*Given request*:
Select from the records below every line that has the word "قائم" in it.

(Dataset records)
============================================================

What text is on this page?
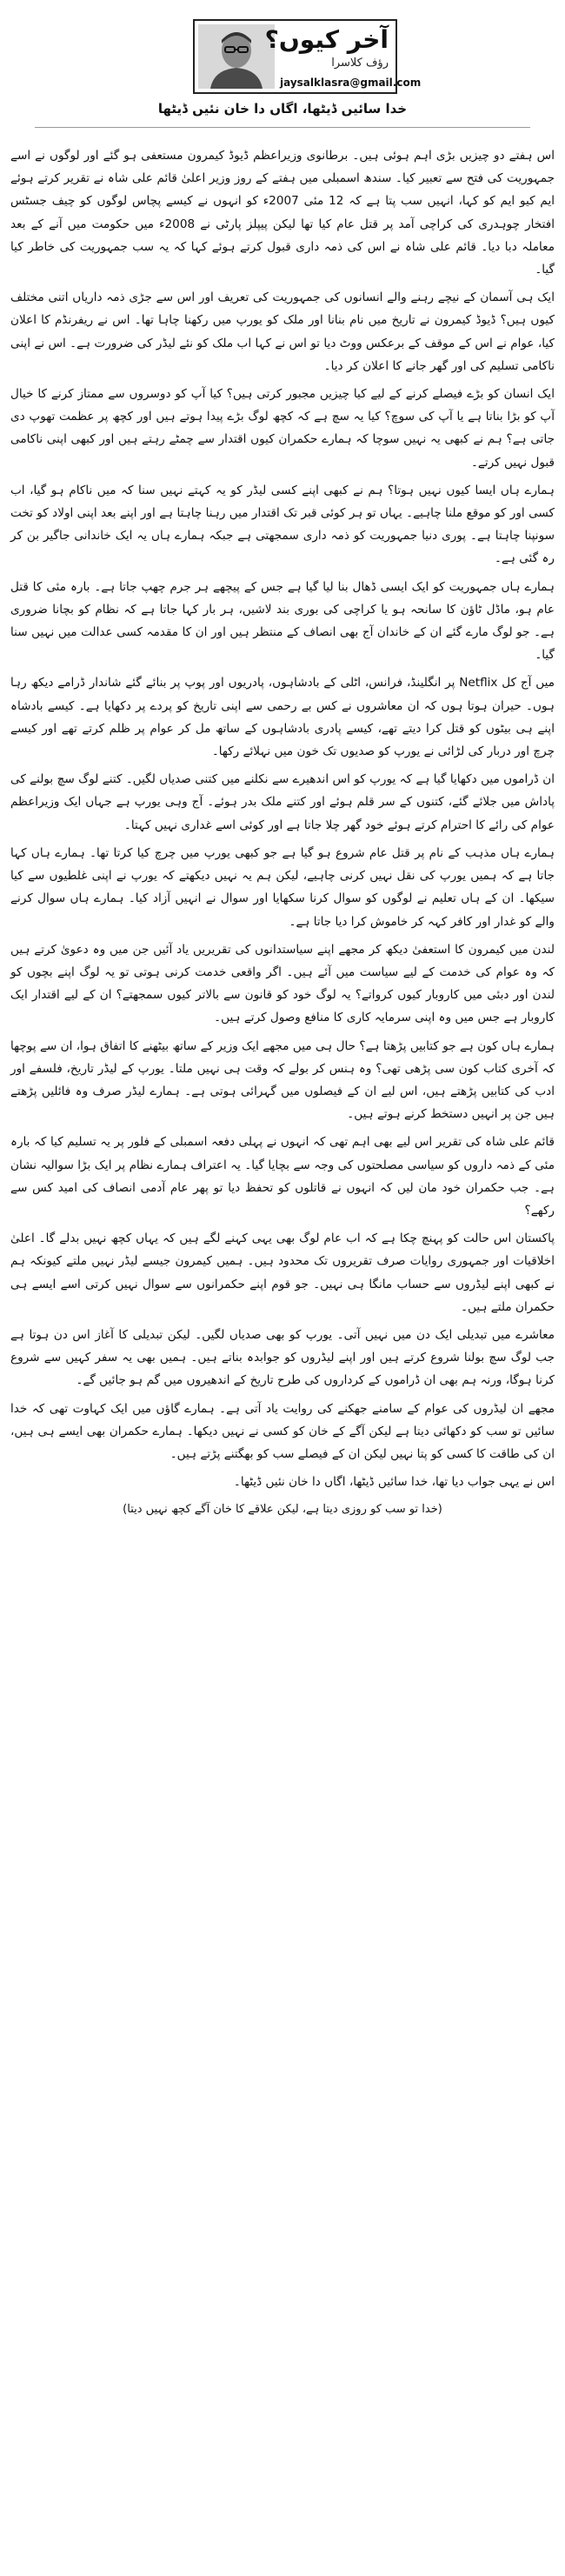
آخر کیوں؟
رؤف کلاسرا
jaysalklasra@gmail.com
خدا سائیں ڈیٹھا، اگاں دا خان نئیں ڈیٹھا

اس ہفتے دو چیزیں بڑی اہم ہوئی ہیں۔ برطانوی وزیراعظم ڈیوڈ کیمرون مستعفی ہو گئے اور لوگوں نے اسے جمہوریت کی فتح سے تعبیر کیا۔ سندھ اسمبلی میں ہفتے کے روز وزیر اعلیٰ قائم علی شاہ نے تقریر کرتے ہوئے ایم کیو ایم کو کہا، انہیں سب پتا ہے کہ 12 مئی 2007ء کو انہوں نے کیسے پچاس لوگوں کو چیف جسٹس افتخار چوہدری کی کراچی آمد پر قتل عام کیا تھا لیکن پیپلز پارٹی نے 2008ء میں حکومت میں آنے کے بعد معاملہ دبا دیا۔ قائم علی شاہ نے اس کی ذمہ داری قبول کرتے ہوئے کہا کہ یہ سب جمہوریت کی خاطر کیا گیا۔

ایک ہی آسمان کے نیچے رہنے والے انسانوں کی جمہوریت کی تعریف اور اس سے جڑی ذمہ داریاں اتنی مختلف کیوں ہیں؟ ڈیوڈ کیمرون نے تاریخ میں نام بنانا اور ملک کو یورپ میں رکھنا چاہا تھا۔ اس نے ریفرنڈم کا اعلان کیا، عوام نے اس کے موقف کے برعکس ووٹ دیا تو اس نے کہا اب ملک کو نئے لیڈر کی ضرورت ہے۔ اس نے اپنی ناکامی تسلیم کی اور گھر جانے کا اعلان کر دیا۔

ایک انسان کو بڑے فیصلے کرنے کے لیے کیا چیزیں مجبور کرتی ہیں؟ کیا آپ کو دوسروں سے ممتاز کرنے کا خیال آپ کو بڑا بناتا ہے یا آپ کی سوچ؟ کیا یہ سچ ہے کہ کچھ لوگ بڑے پیدا ہوتے ہیں اور کچھ پر عظمت تھوپ دی جاتی ہے؟ ہم نے کبھی یہ نہیں سوچا کہ ہمارے حکمران کیوں اقتدار سے چمٹے رہتے ہیں اور کبھی اپنی ناکامی قبول نہیں کرتے۔

ہمارے ہاں ایسا کیوں نہیں ہوتا؟ ہم نے کبھی اپنے کسی لیڈر کو یہ کہتے نہیں سنا کہ میں ناکام ہو گیا، اب کسی اور کو موقع ملنا چاہیے۔ یہاں تو ہر کوئی قبر تک اقتدار میں رہنا چاہتا ہے اور اپنے بعد اپنی اولاد کو تخت سونپنا چاہتا ہے۔ پوری دنیا جمہوریت کو ذمہ داری سمجھتی ہے جبکہ ہمارے ہاں یہ ایک خاندانی جاگیر بن کر رہ گئی ہے۔

ہمارے ہاں جمہوریت کو ایک ایسی ڈھال بنا لیا گیا ہے جس کے پیچھے ہر جرم چھپ جاتا ہے۔ بارہ مئی کا قتل عام ہو، ماڈل ٹاؤن کا سانحہ ہو یا کراچی کی بوری بند لاشیں، ہر بار کہا جاتا ہے کہ نظام کو بچانا ضروری ہے۔ جو لوگ مارے گئے ان کے خاندان آج بھی انصاف کے منتظر ہیں اور ان کا مقدمہ کسی عدالت میں نہیں سنا گیا۔

میں آج کل Netflix پر انگلینڈ، فرانس، اٹلی کے بادشاہوں، پادریوں اور پوپ پر بنائے گئے شاندار ڈرامے دیکھ رہا ہوں۔ حیران ہوتا ہوں کہ ان معاشروں نے کس بے رحمی سے اپنی تاریخ کو پردے پر دکھایا ہے۔ کیسے بادشاہ اپنے ہی بیٹوں کو قتل کرا دیتے تھے، کیسے پادری بادشاہوں کے ساتھ مل کر عوام پر ظلم کرتے تھے اور کیسے چرچ اور دربار کی لڑائی نے یورپ کو صدیوں تک خون میں نہلائے رکھا۔

ان ڈراموں میں دکھایا گیا ہے کہ یورپ کو اس اندھیرے سے نکلنے میں کتنی صدیاں لگیں۔ کتنے لوگ سچ بولنے کی پاداش میں جلائے گئے، کتنوں کے سر قلم ہوئے اور کتنے ملک بدر ہوئے۔ آج وہی یورپ ہے جہاں ایک وزیراعظم عوام کی رائے کا احترام کرتے ہوئے خود گھر چلا جاتا ہے اور کوئی اسے غداری نہیں کہتا۔

ہمارے ہاں مذہب کے نام پر قتل عام شروع ہو گیا ہے جو کبھی یورپ میں چرچ کیا کرتا تھا۔ ہمارے ہاں کہا جاتا ہے کہ ہمیں یورپ کی نقل نہیں کرنی چاہیے، لیکن ہم یہ نہیں دیکھتے کہ یورپ نے اپنی غلطیوں سے کیا سیکھا۔ ان کے ہاں تعلیم نے لوگوں کو سوال کرنا سکھایا اور سوال نے انہیں آزاد کیا۔ ہمارے ہاں سوال کرنے والے کو غدار اور کافر کہہ کر خاموش کرا دیا جاتا ہے۔

لندن میں کیمرون کا استعفیٰ دیکھ کر مجھے اپنے سیاستدانوں کی تقریریں یاد آئیں جن میں وہ دعویٰ کرتے ہیں کہ وہ عوام کی خدمت کے لیے سیاست میں آئے ہیں۔ اگر واقعی خدمت کرنی ہوتی تو یہ لوگ اپنے بچوں کو لندن اور دبئی میں کاروبار کیوں کرواتے؟ یہ لوگ خود کو قانون سے بالاتر کیوں سمجھتے؟ ان کے لیے اقتدار ایک کاروبار ہے جس میں وہ اپنی سرمایہ کاری کا منافع وصول کرتے ہیں۔

ہمارے ہاں کون ہے جو کتابیں پڑھتا ہے؟ حال ہی میں مجھے ایک وزیر کے ساتھ بیٹھنے کا اتفاق ہوا، ان سے پوچھا کہ آخری کتاب کون سی پڑھی تھی؟ وہ ہنس کر بولے کہ وقت ہی نہیں ملتا۔ یورپ کے لیڈر تاریخ، فلسفے اور ادب کی کتابیں پڑھتے ہیں، اس لیے ان کے فیصلوں میں گہرائی ہوتی ہے۔ ہمارے لیڈر صرف وہ فائلیں پڑھتے ہیں جن پر انہیں دستخط کرنے ہوتے ہیں۔

قائم علی شاہ کی تقریر اس لیے بھی اہم تھی کہ انہوں نے پہلی دفعہ اسمبلی کے فلور پر یہ تسلیم کیا کہ بارہ مئی کے ذمہ داروں کو سیاسی مصلحتوں کی وجہ سے بچایا گیا۔ یہ اعتراف ہمارے نظام پر ایک بڑا سوالیہ نشان ہے۔ جب حکمران خود مان لیں کہ انہوں نے قاتلوں کو تحفظ دیا تو پھر عام آدمی انصاف کی امید کس سے رکھے؟

پاکستان اس حالت کو پہنچ چکا ہے کہ اب عام لوگ بھی یہی کہنے لگے ہیں کہ یہاں کچھ نہیں بدلے گا۔ اعلیٰ اخلاقیات اور جمہوری روایات صرف تقریروں تک محدود ہیں۔ ہمیں کیمرون جیسے لیڈر نہیں ملتے کیونکہ ہم نے کبھی اپنے لیڈروں سے حساب مانگا ہی نہیں۔ جو قوم اپنے حکمرانوں سے سوال نہیں کرتی اسے ایسے ہی حکمران ملتے ہیں۔

معاشرے میں تبدیلی ایک دن میں نہیں آتی۔ یورپ کو بھی صدیاں لگیں۔ لیکن تبدیلی کا آغاز اس دن ہوتا ہے جب لوگ سچ بولنا شروع کرتے ہیں اور اپنے لیڈروں کو جوابدہ بناتے ہیں۔ ہمیں بھی یہ سفر کہیں سے شروع کرنا ہوگا، ورنہ ہم بھی ان ڈراموں کے کرداروں کی طرح تاریخ کے اندھیروں میں گم ہو جائیں گے۔

مجھے ان لیڈروں کی عوام کے سامنے جھکنے کی روایت یاد آتی ہے۔ ہمارے گاؤں میں ایک کہاوت تھی کہ خدا سائیں تو سب کو دکھائی دیتا ہے لیکن آگے کے خان کو کسی نے نہیں دیکھا۔ ہمارے حکمران بھی ایسے ہی ہیں، ان کی طاقت کا کسی کو پتا نہیں لیکن ان کے فیصلے سب کو بھگتنے پڑتے ہیں۔

اس نے یہی جواب دیا تھا، خدا سائیں ڈیٹھا، اگاں دا خان نئیں ڈیٹھا۔

(خدا تو سب کو روزی دیتا ہے، لیکن علاقے کا خان آگے کچھ نہیں دیتا)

============================================================

*Answer to this task*:
اس ہفتے دو چیزیں بڑی اہم ہوئی ہیں۔ برطانوی وزیراعظم ڈیوڈ کیمرون مستعفی ہو گئے اور لوگوں نے اسے جمہوریت کی فتح سے تعبیر کیا۔ سندھ اسمبلی میں ہفتے کے روز وزیر اعلیٰ قائم علی شاہ نے تقریر کرتے ہوئے ایم کیو ایم کو کہا، انہیں سب پتا ہے کہ 12 مئی 2007ء کو انہوں نے کیسے پچاس لوگوں کو چیف جسٹس افتخار چوہدری کی کراچی آمد پر قتل عام کیا تھا لیکن پیپلز پارٹی نے 2008ء میں حکومت میں آنے کے بعد معاملہ دبا دیا۔ قائم علی شاہ نے اس کی ذمہ داری قبول کرتے ہوئے کہا کہ یہ سب جمہوریت کی خاطر کیا گیا۔
قائم علی شاہ کی تقریر اس لیے بھی اہم تھی کہ انہوں نے پہلی دفعہ اسمبلی کے فلور پر یہ تسلیم کیا کہ بارہ مئی کے ذمہ داروں کو سیاسی مصلحتوں کی وجہ سے بچایا گیا۔ یہ اعتراف ہمارے نظام پر ایک بڑا سوالیہ نشان ہے۔ جب حکمران خود مان لیں کہ انہوں نے قاتلوں کو تحفظ دیا تو پھر عام آدمی انصاف کی امید کس سے رکھے؟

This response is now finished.